--- start Data to use ---

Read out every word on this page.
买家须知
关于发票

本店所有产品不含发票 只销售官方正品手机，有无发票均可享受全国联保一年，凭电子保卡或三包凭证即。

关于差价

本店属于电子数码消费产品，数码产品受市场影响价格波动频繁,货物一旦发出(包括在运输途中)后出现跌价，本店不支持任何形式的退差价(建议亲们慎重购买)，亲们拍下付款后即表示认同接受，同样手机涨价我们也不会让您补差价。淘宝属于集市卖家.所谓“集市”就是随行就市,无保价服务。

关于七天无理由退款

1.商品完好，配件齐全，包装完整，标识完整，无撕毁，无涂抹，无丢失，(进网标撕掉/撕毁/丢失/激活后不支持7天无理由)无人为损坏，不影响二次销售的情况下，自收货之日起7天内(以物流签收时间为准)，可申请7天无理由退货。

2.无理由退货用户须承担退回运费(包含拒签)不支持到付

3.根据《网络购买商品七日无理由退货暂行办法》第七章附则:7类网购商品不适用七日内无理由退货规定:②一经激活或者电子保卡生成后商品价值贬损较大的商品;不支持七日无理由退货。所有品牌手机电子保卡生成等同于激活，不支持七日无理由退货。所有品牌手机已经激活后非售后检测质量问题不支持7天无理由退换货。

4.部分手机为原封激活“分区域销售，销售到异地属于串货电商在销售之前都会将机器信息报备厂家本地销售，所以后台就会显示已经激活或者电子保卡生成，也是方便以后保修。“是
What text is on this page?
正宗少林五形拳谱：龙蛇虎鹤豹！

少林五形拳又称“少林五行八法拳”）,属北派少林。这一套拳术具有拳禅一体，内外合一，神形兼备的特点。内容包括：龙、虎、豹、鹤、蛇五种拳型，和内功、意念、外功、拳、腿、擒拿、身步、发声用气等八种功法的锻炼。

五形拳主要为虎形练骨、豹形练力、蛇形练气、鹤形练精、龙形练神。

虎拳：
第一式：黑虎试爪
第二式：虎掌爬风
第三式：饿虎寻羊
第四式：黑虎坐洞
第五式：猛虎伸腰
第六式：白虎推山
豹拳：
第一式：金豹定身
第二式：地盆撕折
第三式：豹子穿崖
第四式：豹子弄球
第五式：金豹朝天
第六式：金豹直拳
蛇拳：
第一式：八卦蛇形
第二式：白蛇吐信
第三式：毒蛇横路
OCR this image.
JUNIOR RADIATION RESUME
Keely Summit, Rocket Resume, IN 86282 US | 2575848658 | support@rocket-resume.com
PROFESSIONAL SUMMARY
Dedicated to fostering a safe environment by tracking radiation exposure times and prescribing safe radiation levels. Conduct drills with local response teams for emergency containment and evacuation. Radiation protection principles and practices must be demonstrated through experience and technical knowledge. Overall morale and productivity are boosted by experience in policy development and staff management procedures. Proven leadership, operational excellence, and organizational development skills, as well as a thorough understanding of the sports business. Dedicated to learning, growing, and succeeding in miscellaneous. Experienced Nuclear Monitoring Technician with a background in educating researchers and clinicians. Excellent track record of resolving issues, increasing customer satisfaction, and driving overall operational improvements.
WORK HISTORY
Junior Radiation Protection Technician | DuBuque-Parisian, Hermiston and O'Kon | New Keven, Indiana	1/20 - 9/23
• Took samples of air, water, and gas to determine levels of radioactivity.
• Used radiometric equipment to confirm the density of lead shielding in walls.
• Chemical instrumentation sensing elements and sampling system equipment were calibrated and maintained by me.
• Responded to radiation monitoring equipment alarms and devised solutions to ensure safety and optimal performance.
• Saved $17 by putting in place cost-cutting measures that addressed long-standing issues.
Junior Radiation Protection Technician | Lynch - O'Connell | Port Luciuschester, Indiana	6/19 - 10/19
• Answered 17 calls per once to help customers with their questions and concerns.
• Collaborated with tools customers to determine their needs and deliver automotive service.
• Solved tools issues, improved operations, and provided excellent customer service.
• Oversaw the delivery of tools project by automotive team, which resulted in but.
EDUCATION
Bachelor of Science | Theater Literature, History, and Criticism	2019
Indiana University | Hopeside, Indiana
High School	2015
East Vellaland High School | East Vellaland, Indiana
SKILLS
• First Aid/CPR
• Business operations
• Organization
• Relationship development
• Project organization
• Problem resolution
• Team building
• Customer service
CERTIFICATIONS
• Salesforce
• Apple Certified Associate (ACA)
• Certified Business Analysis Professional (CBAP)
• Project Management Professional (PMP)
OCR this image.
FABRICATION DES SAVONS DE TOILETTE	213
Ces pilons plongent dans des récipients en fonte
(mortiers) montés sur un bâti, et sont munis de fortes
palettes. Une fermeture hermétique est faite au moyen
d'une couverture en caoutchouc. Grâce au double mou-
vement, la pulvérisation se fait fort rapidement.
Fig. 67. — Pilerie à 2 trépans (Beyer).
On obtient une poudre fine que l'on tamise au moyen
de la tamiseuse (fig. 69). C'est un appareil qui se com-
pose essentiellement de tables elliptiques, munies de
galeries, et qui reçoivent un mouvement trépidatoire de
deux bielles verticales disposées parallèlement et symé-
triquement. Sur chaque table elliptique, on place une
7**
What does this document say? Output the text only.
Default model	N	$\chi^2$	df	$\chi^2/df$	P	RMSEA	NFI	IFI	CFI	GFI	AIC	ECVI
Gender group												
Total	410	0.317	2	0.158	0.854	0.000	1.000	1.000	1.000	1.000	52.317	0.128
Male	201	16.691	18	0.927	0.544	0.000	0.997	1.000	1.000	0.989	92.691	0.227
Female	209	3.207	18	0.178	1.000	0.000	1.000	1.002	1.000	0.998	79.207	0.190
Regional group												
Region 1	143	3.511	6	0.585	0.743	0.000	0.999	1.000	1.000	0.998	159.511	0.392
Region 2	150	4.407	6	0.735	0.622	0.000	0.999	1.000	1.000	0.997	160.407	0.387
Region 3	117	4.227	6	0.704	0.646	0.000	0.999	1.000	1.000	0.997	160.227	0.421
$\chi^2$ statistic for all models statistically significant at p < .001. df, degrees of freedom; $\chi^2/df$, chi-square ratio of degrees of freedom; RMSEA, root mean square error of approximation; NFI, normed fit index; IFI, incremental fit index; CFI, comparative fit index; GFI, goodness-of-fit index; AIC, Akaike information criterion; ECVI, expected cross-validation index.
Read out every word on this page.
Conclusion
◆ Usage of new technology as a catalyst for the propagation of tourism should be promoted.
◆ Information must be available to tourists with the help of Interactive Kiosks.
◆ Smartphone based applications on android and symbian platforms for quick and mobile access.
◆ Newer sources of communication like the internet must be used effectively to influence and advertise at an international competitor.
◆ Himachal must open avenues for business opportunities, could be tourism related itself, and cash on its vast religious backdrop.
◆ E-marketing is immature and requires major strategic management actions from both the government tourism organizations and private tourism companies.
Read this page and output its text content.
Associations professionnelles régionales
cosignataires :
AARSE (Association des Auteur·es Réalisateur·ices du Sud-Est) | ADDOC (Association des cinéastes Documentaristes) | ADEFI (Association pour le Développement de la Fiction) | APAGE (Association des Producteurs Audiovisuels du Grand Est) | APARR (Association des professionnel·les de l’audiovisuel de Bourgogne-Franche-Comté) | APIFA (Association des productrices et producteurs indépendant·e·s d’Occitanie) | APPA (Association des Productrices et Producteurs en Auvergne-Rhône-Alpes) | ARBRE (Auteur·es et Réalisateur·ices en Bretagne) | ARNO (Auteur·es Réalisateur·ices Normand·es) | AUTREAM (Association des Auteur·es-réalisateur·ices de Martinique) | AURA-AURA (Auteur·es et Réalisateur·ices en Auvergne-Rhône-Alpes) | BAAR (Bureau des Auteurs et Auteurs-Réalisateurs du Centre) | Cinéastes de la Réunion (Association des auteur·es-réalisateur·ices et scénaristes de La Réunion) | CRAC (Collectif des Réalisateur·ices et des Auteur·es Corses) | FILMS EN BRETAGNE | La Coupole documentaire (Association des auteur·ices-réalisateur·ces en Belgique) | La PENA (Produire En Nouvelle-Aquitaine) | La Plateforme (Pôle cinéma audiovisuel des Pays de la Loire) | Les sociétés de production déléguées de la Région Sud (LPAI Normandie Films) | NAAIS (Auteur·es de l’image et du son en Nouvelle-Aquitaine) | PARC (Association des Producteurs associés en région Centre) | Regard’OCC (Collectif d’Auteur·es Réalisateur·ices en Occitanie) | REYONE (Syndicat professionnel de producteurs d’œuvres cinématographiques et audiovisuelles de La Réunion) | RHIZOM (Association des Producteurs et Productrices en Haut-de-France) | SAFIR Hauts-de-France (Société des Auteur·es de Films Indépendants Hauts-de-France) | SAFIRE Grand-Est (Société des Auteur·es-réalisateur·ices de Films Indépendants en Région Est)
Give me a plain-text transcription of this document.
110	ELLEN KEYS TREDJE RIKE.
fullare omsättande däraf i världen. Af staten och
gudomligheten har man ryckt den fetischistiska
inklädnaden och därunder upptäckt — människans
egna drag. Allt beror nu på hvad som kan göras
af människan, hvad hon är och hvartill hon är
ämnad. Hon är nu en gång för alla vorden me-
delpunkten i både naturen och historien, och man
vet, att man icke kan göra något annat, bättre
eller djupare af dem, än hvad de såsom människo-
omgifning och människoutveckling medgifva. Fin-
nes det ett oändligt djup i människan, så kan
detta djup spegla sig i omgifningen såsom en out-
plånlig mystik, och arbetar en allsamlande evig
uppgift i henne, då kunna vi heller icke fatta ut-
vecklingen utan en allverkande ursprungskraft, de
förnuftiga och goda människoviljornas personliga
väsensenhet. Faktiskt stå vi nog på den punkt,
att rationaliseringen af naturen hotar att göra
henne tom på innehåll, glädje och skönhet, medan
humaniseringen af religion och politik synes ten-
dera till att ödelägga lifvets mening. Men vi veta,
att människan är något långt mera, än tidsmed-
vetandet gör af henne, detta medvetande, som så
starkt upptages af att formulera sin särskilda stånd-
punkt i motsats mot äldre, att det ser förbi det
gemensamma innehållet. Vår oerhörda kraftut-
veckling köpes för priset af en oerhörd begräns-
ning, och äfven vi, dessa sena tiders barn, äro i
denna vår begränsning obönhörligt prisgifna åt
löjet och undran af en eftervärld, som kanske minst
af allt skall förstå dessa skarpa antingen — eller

--- end Data to use ---

• **Given exercise**
Report the number of lines in the listing where the string "must" appears, and nothing besides.

• **Solution to this exercise**
4